══ Given data ══

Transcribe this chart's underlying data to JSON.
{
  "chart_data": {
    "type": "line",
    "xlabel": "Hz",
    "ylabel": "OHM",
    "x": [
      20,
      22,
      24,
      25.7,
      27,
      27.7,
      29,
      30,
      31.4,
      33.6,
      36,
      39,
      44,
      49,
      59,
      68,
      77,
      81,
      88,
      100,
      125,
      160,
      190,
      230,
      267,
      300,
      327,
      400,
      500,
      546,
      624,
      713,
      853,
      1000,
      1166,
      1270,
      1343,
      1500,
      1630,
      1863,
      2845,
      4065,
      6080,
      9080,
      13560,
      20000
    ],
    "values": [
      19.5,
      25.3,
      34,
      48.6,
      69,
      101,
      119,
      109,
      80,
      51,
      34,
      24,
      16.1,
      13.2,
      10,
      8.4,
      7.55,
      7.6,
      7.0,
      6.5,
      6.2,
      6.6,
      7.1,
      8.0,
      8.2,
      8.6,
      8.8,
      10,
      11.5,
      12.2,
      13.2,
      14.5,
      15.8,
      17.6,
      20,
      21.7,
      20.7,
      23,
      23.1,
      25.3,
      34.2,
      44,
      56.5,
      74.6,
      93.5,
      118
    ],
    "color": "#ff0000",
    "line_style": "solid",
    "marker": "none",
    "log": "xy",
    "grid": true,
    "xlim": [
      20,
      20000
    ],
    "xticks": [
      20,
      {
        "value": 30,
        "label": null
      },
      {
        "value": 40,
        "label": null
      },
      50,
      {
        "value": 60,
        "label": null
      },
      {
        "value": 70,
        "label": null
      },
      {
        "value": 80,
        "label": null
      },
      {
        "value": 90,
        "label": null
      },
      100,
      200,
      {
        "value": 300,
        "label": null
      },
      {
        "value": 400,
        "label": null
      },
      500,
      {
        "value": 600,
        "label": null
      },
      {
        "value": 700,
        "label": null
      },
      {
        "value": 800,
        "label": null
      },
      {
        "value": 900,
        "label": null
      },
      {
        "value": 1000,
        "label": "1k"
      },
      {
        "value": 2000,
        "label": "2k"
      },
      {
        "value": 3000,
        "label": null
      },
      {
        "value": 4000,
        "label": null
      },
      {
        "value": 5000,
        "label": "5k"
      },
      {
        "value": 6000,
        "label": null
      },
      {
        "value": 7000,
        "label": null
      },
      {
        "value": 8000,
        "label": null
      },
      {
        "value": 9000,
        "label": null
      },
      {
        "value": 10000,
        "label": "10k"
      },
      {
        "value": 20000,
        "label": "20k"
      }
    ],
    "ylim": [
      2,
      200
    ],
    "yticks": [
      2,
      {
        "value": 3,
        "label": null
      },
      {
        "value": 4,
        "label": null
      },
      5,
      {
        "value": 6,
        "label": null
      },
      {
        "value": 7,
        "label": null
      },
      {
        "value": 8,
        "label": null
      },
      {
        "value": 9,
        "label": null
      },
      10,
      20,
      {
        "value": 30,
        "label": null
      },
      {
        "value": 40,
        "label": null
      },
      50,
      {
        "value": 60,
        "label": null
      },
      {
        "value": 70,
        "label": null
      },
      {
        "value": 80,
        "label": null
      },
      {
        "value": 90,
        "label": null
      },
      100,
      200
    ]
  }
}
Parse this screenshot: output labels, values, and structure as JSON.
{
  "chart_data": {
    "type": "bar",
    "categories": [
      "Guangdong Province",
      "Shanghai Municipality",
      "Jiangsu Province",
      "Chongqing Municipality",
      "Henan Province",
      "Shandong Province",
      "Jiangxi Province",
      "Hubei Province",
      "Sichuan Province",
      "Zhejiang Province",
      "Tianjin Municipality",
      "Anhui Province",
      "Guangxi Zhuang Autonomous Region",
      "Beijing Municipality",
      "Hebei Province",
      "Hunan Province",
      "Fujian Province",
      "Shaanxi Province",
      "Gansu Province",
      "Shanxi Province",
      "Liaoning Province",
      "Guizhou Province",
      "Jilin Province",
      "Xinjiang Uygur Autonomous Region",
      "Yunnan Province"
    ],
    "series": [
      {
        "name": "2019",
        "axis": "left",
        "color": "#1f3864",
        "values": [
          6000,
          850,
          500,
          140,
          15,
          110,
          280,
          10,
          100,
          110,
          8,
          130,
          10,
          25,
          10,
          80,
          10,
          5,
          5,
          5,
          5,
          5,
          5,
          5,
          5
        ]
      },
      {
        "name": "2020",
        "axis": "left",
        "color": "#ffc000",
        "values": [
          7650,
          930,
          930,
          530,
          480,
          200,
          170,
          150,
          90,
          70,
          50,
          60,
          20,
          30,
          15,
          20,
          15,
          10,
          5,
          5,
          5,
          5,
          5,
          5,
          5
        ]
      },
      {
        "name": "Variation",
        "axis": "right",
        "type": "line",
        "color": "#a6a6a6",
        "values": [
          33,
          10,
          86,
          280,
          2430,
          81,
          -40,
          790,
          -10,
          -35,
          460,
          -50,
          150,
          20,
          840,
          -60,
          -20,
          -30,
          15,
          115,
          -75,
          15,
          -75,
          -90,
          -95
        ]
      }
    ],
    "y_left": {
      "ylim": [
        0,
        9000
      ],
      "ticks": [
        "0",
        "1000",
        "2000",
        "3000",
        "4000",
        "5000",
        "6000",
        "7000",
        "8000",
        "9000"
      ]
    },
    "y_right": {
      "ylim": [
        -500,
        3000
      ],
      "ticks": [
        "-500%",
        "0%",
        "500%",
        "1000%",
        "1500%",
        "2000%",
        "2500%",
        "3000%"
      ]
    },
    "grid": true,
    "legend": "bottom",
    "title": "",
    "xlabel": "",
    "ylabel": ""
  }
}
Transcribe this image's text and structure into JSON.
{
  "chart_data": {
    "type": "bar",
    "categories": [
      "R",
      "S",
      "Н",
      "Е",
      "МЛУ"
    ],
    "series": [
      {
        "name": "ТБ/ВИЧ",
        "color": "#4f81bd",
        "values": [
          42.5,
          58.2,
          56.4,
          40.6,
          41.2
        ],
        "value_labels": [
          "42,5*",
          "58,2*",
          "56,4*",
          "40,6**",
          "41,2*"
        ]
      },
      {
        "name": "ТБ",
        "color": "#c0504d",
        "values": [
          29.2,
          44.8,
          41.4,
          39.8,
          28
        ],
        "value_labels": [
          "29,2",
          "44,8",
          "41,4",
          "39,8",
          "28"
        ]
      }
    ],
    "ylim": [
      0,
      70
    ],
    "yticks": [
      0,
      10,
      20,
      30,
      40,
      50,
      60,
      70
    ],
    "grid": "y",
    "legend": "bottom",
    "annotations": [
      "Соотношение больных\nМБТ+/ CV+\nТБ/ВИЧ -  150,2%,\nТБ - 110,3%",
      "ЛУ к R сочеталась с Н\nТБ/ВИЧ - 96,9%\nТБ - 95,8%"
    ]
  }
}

═══

◆ **Given request**
Extract the complete data, matching each line exactly.

◆ **Task result**
Transcribe this chart's underlying data to JSON.
{
  "chart_data": {
    "type": "line",
    "xlabel": "Hz",
    "ylabel": "OHM",
    "x": [
      20,
      22,
      24,
      25.7,
      27,
      27.7,
      29,
      30,
      31.4,
      33.6,
      36,
      39,
      44,
      49,
      59,
      68,
      77,
      81,
      88,
      100,
      125,
      160,
      190,
      230,
      267,
      300,
      327,
      400,
      500,
      546,
      624,
      713,
      853,
      1000,
      1166,
      1270,
      1343,
      1500,
      1630,
      1863,
      2845,
      4065,
      6080,
      9080,
      13560,
      20000
    ],
    "values": [
      19.5,
      25.3,
      34,
      48.6,
      69,
      101,
      119,
      109,
      80,
      51,
      34,
      24,
      16.1,
      13.2,
      10,
      8.4,
      7.55,
      7.6,
      7.0,
      6.5,
      6.2,
      6.6,
      7.1,
      8.0,
      8.2,
      8.6,
      8.8,
      10,
      11.5,
      12.2,
      13.2,
      14.5,
      15.8,
      17.6,
      20,
      21.7,
      20.7,
      23,
      23.1,
      25.3,
      34.2,
      44,
      56.5,
      74.6,
      93.5,
      118
    ],
    "color": "#ff0000",
    "line_style": "solid",
    "marker": "none",
    "log": "xy",
    "grid": true,
    "xlim": [
      20,
      20000
    ],
    "xticks": [
      20,
      {
        "value": 30,
        "label": null
      },
      {
        "value": 40,
        "label": null
      },
      50,
      {
        "value": 60,
        "label": null
      },
      {
        "value": 70,
        "label": null
      },
      {
        "value": 80,
        "label": null
      },
      {
        "value": 90,
        "label": null
      },
      100,
      200,
      {
        "value": 300,
        "label": null
      },
      {
        "value": 400,
        "label": null
      },
      500,
      {
        "value": 600,
        "label": null
      },
      {
        "value": 700,
        "label": null
      },
      {
        "value": 800,
        "label": null
      },
      {
        "value": 900,
        "label": null
      },
      {
        "value": 1000,
        "label": "1k"
      },
      {
        "value": 2000,
        "label": "2k"
      },
      {
        "value": 3000,
        "label": null
      },
      {
        "value": 4000,
        "label": null
      },
      {
        "value": 5000,
        "label": "5k"
      },
      {
        "value": 6000,
        "label": null
      },
      {
        "value": 7000,
        "label": null
      },
      {
        "value": 8000,
        "label": null
      },
      {
        "value": 9000,
        "label": null
      },
      {
        "value": 10000,
        "label": "10k"
      },
      {
        "value": 20000,
        "label": "20k"
      }
    ],
    "ylim": [
      2,
      200
    ],
    "yticks": [
      2,
      {
        "value": 3,
        "label": null
      },
      {
        "value": 4,
        "label": null
      },
      5,
      {
        "value": 6,
        "label": null
      },
      {
        "value": 7,
        "label": null
      },
      {
        "value": 8,
        "label": null
      },
      {
        "value": 9,
        "label": null
      },
      10,
      20,
      {
        "value": 30,
        "label": null
      },
      {
        "value": 40,
        "label": null
      },
      50,
      {
        "value": 60,
        "label": null
      },
      {
        "value": 70,
        "label": null
      },
      {
        "value": 80,
        "label": null
      },
      {
        "value": 90,
        "label": null
      },
      100,
      200
    ]
  }
}
Parse this screenshot: output labels, values, and structure as JSON.
{
  "chart_data": {
    "type": "bar",
    "categories": [
      "Guangdong Province",
      "Shanghai Municipality",
      "Jiangsu Province",
      "Chongqing Municipality",
      "Henan Province",
      "Shandong Province",
      "Jiangxi Province",
      "Hubei Province",
      "Sichuan Province",
      "Zhejiang Province",
      "Tianjin Municipality",
      "Anhui Province",
      "Guangxi Zhuang Autonomous Region",
      "Beijing Municipality",
      "Hebei Province",
      "Hunan Province",
      "Fujian Province",
      "Shaanxi Province",
      "Gansu Province",
      "Shanxi Province",
      "Liaoning Province",
      "Guizhou Province",
      "Jilin Province",
      "Xinjiang Uygur Autonomous Region",
      "Yunnan Province"
    ],
    "series": [
      {
        "name": "2019",
        "axis": "left",
        "color": "#1f3864",
        "values": [
          6000,
          850,
          500,
          140,
          15,
          110,
          280,
          10,
          100,
          110,
          8,
          130,
          10,
          25,
          10,
          80,
          10,
          5,
          5,
          5,
          5,
          5,
          5,
          5,
          5
        ]
      },
      {
        "name": "2020",
        "axis": "left",
        "color": "#ffc000",
        "values": [
          7650,
          930,
          930,
          530,
          480,
          200,
          170,
          150,
          90,
          70,
          50,
          60,
          20,
          30,
          15,
          20,
          15,
          10,
          5,
          5,
          5,
          5,
          5,
          5,
          5
        ]
      },
      {
        "name": "Variation",
        "axis": "right",
        "type": "line",
        "color": "#a6a6a6",
        "values": [
          33,
          10,
          86,
          280,
          2430,
          81,
          -40,
          790,
          -10,
          -35,
          460,
          -50,
          150,
          20,
          840,
          -60,
          -20,
          -30,
          15,
          115,
          -75,
          15,
          -75,
          -90,
          -95
        ]
      }
    ],
    "y_left": {
      "ylim": [
        0,
        9000
      ],
      "ticks": [
        "0",
        "1000",
        "2000",
        "3000",
        "4000",
        "5000",
        "6000",
        "7000",
        "8000",
        "9000"
      ]
    },
    "y_right": {
      "ylim": [
        -500,
        3000
      ],
      "ticks": [
        "-500%",
        "0%",
        "500%",
        "1000%",
        "1500%",
        "2000%",
        "2500%",
        "3000%"
      ]
    },
    "grid": true,
    "legend": "bottom",
    "title": "",
    "xlabel": "",
    "ylabel": ""
  }
}
Transcribe this image's text and structure into JSON.
{
  "chart_data": {
    "type": "bar",
    "categories": [
      "R",
      "S",
      "Н",
      "Е",
      "МЛУ"
    ],
    "series": [
      {
        "name": "ТБ/ВИЧ",
        "color": "#4f81bd",
        "values": [
          42.5,
          58.2,
          56.4,
          40.6,
          41.2
        ],
        "value_labels": [
          "42,5*",
          "58,2*",
          "56,4*",
          "40,6**",
          "41,2*"
        ]
      },
      {
        "name": "ТБ",
        "color": "#c0504d",
        "values": [
          29.2,
          44.8,
          41.4,
          39.8,
          28
        ],
        "value_labels": [
          "29,2",
          "44,8",
          "41,4",
          "39,8",
          "28"
        ]
      }
    ],
    "ylim": [
      0,
      70
    ],
    "yticks": [
      0,
      10,
      20,
      30,
      40,
      50,
      60,
      70
    ],
    "grid": "y",
    "legend": "bottom",
    "annotations": [
      "Соотношение больных\nМБТ+/ CV+\nТБ/ВИЧ -  150,2%,\nТБ - 110,3%",
      "ЛУ к R сочеталась с Н\nТБ/ВИЧ - 96,9%\nТБ - 95,8%"
    ]
  }
}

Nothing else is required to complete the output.